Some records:
* * * * * * *

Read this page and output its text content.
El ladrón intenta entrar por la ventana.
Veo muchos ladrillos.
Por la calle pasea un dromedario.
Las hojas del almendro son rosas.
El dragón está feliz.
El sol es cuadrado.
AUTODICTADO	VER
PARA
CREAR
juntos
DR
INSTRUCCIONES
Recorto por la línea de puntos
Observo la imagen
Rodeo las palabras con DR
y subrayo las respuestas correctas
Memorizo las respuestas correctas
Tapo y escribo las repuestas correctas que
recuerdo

* * * * * * *

To be done: Copy all the records above precisely.

Output for this task:
Read this page and output its text content.
El ladrón intenta entrar por la ventana.
Veo muchos ladrillos.
Por la calle pasea un dromedario.
Las hojas del almendro son rosas.
El dragón está feliz.
El sol es cuadrado.
AUTODICTADO	VER
PARA
CREAR
juntos
DR
INSTRUCCIONES
Recorto por la línea de puntos
Observo la imagen
Rodeo las palabras con DR
y subrayo las respuestas correctas
Memorizo las respuestas correctas
Tapo y escribo las repuestas correctas que
recuerdo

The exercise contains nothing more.